● **What is being asked**: Wherever the string "coordinate" appears in a line, extract that line.

[Start Data to process]

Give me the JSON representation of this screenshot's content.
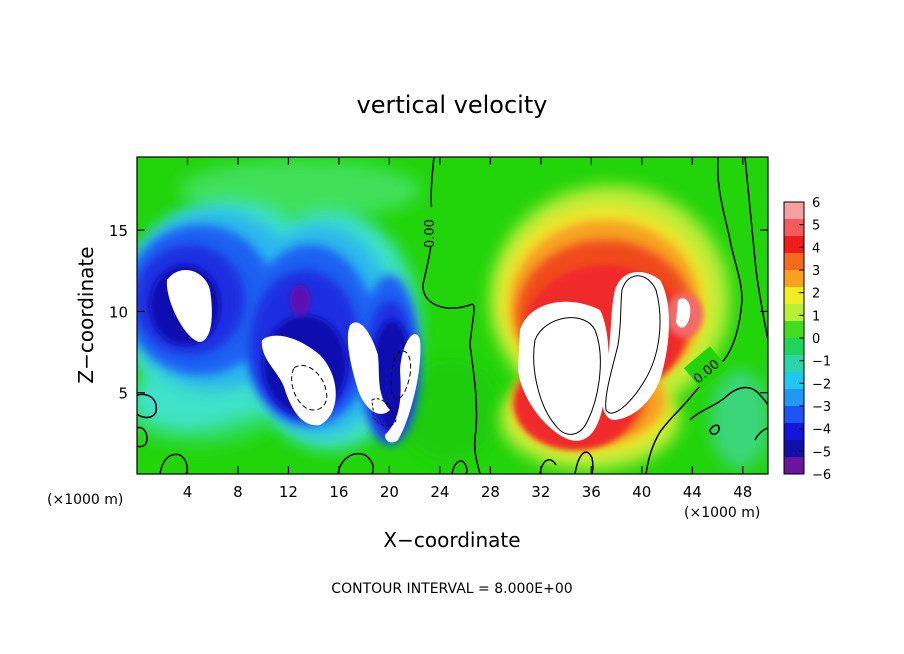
{
  "chart_data": {
    "type": "heatmap",
    "title": "vertical velocity",
    "xlabel": "X−coordinate",
    "ylabel": "Z−coordinate",
    "x_unit_left": "(×1000 m)",
    "x_unit_right": "(×1000 m)",
    "footer": "CONTOUR INTERVAL = 8.000E+00",
    "xlim": [
      0,
      50
    ],
    "ylim": [
      0,
      19.5
    ],
    "x_ticks": [
      4,
      8,
      12,
      16,
      20,
      24,
      28,
      32,
      36,
      40,
      44,
      48
    ],
    "x_tick_labels": [
      "4",
      "8",
      "12",
      "16",
      "20",
      "24",
      "28",
      "32",
      "36",
      "40",
      "44",
      "48"
    ],
    "y_ticks": [
      5,
      10,
      15
    ],
    "y_tick_labels": [
      "5",
      "10",
      "15"
    ],
    "colorbar": {
      "labels": [
        "6",
        "5",
        "4",
        "3",
        "2",
        "1",
        "0",
        "−1",
        "−2",
        "−3",
        "−4",
        "−5",
        "−6"
      ],
      "min": -6,
      "max": 6
    },
    "contour_labels": [
      "0.00",
      "0.00"
    ],
    "grid": false
  },
  "colors": {
    "background_field": "#22d40a",
    "contour_line": "#000000"
  }
}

[End Data to process]

● **Task output**:
    "xlabel": "X−coordinate",
    "ylabel": "Z−coordinate",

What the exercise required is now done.